Menangisi kewafatan seseorang, terutama jika ia merupakan sosok yang dicintai atau pribadi yang agung merupakan perbuatan yang memiliki dasar dan dipraktekkan langsung oleh baginda Rasul SAWW.
Hal ini telah disebutkan pada seri sebelumnya; di mana Nabi SAWW menangis karena wafatnya beberapa pribadi yang dicintai oleh beliau.
Mengingat bahwa menangisi kesyahidan imam Husain secara khusus sering menjadi sorotan dan dianggap sebagai amalan bidah oleh sebagian oknum, dan kemudian dijadikan legitimasi untuk pelabelan sesat terhadap mazhab Syiah, maka dalam tulisan ini akan dimuat hadits yang menyatakan keabsahan amalan tersebut. Dengan demikian anggapan yang salah kaprah tersebut dapat terbantahkan.
Di dalam beberapa literatur Ahlussunnah disebutkan bahwa Nabi Muhammad SAWW telah menangisi kesyahidan imam Husain AS jauh sebelum peristiwa itu terjadi
Di dalam kitab al-Mustadrak disebutkan:
“….. Dari Ummul Fadl binti al-Haris bahwa sanya suatu hari ia datang menemui Rasullullah SAWW…….. suatu hari aku masuk menjumpai Rasulullah lalu aku meletakkannya (Husain AS) di pangkuan Nabi. Setelah itu aku menoleh dan meliahat kedua mata beliau berlinang air mata. Ia berkata: aku bertanya: wahai Nabi Allah! Demi ayah dan ibuku apa yang terjadi denganmu? Nabi menjawab: Jibril AS mendatangiku dan memberi kabar bahwa ummatku akan membunuh anakku ini. Aku bertanya: ini? Beliau menjawab: ya. Dan ia membawakanku tanahnya yang berwarna merah.[1]”

▶ [TUGAS LATIHAN 1]
Cetak bagian teks tentang menangisi kesyahidan Imam Husain dari "Menangisi kewafatan seseorang, terutama" sampai "baginda Rasul SAWW.".
▶ [TUGAS LATIHAN 2]
Berikan lanjutan teks tentang menangisi kesyahidan Imam Husain, dimulai setelah kalimat terakhir yang ditampilkan.

(Entri elemen dalam kotak)
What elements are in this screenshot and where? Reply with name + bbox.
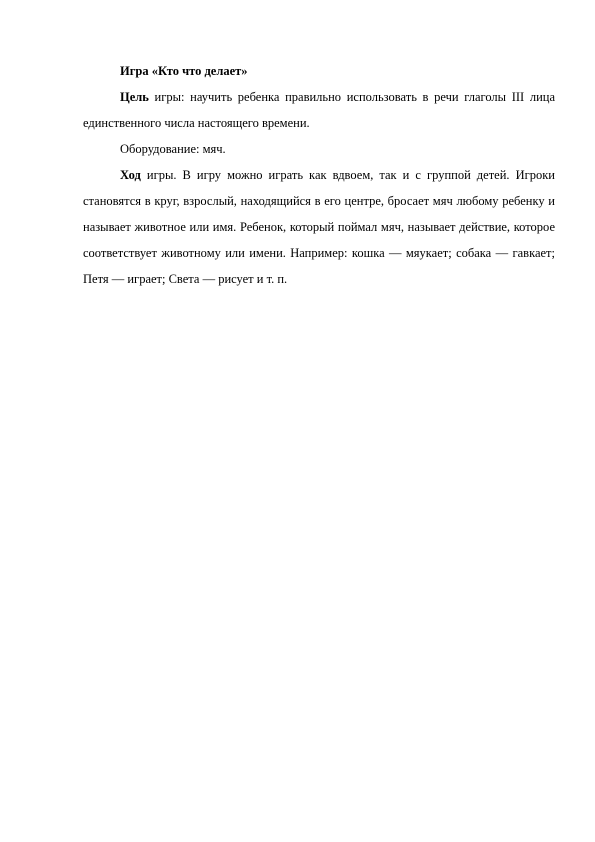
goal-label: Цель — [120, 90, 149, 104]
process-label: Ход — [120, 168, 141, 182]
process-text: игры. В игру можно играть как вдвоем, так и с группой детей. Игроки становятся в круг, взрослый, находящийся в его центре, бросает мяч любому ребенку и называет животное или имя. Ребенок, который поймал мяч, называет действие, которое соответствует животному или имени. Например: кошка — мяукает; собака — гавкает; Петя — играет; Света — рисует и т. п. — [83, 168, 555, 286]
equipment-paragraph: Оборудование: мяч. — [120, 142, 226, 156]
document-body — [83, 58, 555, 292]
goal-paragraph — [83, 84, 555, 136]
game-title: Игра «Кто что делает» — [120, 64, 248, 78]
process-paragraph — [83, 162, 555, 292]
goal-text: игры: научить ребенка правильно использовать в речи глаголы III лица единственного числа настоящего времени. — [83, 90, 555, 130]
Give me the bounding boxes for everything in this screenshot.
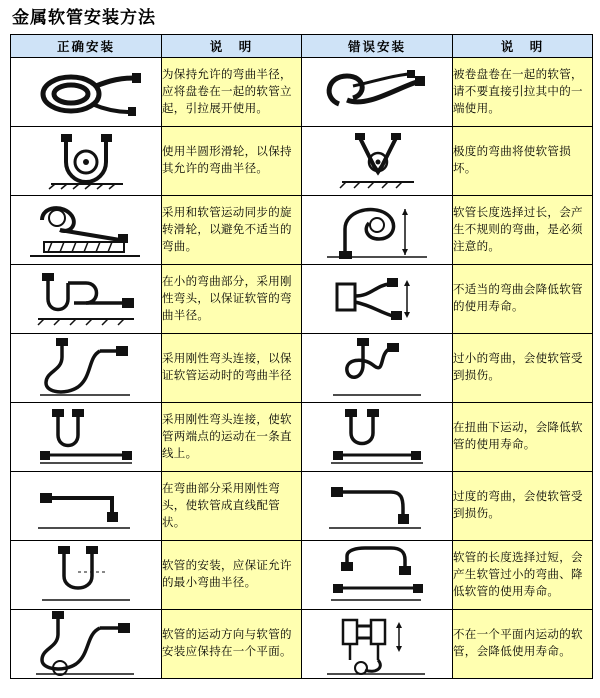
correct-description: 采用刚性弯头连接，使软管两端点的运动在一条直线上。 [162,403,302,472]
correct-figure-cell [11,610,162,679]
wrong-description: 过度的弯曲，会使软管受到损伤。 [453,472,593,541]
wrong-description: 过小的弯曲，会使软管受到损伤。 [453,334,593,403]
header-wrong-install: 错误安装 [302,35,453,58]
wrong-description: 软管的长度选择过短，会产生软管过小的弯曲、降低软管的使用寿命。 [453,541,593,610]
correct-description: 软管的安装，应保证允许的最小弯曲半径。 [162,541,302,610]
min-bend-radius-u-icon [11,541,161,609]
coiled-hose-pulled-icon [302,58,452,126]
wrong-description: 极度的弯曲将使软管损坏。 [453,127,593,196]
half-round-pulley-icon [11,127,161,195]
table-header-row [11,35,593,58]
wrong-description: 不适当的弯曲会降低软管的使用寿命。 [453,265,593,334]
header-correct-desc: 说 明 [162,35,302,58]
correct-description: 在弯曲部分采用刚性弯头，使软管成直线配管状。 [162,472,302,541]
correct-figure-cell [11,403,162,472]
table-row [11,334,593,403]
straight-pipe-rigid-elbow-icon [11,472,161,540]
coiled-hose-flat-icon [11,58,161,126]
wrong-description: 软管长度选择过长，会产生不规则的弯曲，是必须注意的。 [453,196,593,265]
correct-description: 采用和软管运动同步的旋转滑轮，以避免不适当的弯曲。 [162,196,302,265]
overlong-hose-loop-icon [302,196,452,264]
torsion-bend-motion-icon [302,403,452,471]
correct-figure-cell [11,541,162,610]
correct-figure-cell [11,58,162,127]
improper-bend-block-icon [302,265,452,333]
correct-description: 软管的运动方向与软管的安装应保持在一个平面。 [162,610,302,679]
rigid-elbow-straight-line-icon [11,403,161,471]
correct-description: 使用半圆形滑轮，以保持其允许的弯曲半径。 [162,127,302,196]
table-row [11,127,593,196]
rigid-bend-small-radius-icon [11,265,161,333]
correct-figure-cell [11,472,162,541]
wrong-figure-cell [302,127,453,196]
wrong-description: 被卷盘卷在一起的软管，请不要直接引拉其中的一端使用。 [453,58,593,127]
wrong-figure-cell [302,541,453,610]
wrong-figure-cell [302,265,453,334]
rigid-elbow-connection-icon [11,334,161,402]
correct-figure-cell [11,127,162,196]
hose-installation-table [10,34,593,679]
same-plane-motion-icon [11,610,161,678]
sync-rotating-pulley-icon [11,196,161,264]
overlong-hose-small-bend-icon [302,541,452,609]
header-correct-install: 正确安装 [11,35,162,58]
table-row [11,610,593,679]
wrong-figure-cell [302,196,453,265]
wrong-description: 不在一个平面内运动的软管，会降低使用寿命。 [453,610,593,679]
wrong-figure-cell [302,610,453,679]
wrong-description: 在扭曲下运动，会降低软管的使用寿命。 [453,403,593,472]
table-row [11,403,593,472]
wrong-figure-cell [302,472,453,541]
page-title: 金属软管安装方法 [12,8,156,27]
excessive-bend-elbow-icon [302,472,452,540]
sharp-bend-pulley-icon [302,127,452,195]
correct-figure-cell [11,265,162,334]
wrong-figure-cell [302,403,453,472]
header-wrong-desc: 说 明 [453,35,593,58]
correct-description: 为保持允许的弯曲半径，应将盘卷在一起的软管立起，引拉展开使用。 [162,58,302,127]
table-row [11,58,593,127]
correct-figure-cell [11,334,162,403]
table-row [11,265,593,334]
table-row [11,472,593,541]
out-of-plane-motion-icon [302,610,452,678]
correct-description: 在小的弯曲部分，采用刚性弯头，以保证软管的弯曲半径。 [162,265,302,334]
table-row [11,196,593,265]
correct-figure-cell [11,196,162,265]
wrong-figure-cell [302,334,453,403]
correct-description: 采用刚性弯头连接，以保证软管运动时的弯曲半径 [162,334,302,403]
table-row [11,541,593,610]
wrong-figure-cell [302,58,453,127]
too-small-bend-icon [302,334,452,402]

▶ [HASIL LATIHAN 1]
Menangisi kewafatan seseorang, terutama jika ia merupakan sosok yang dicintai atau pribadi yang agung merupakan perbuatan yang memiliki dasar dan dipraktekkan langsung oleh baginda Rasul SAWW.

▶ [HASIL LATIHAN 2]
Ahmad bin Hanbal juga memuat hadits senada di dalam musnadnya:
“dari Abdullah bin Nujai, dari ayahnya: ……… aku bertanya: ada apa? Ia (Ali AS) menjawab: suatu hari aku masuk menemui Rasulullah SAWW sedangkan kedua matanya berlinang. Aku bertanya: wahai Nabi Allah? Apakah seseorang membuatmu marah? Mengapa matamu berlinang air mata? Beliau bersabda: baru saja Jibril meninggalkanku dan dia menceritakan bahwa Husain akan terbunuh di pinggir sungai Furat. Ia berkata: Nabi bertanya: maukah engkau ku ciumkan bau tanahnya? Ia berkata: Aku menjawab: ya. Lalu ia mengambi segenggam tanah dan memberikannya kepdaku. Setelah itu aku tidak kuasa menahan tangis.[2]”
Berangkat dari dua hadits di atas dapat dipahami bahwa menangisi kesyahidan pribadi yang memiliki keutamaan seperti imam Husain AS bukanlah amalan bidah. Sebab Nabi SAWW telah melakukan hal itu, bahkan jauh sebelum kesyahidan imam Husain.
Oleh karena itu, bukan hanya tidak bidah, amalan ini bahkan dapat dimasukkan ke dalam golongan sunnah Nabi, sebab memiliki contoh yang jelas.
Dan kelompok yang menganggap bidah amalan ini harus siap dengan konsekuensi pandangannya. Iaitu menganggap bidah amalan Nabi Muhammad SAWW.
[1] Hakim al-Naisyaburi, Abu Abdillah Muhammad bin Abdullah, al-Mustadrak Ala al-Shahihain, jil: 3, hal: 194, cet: Dar al-Kutub al-Ilmiah, beirut.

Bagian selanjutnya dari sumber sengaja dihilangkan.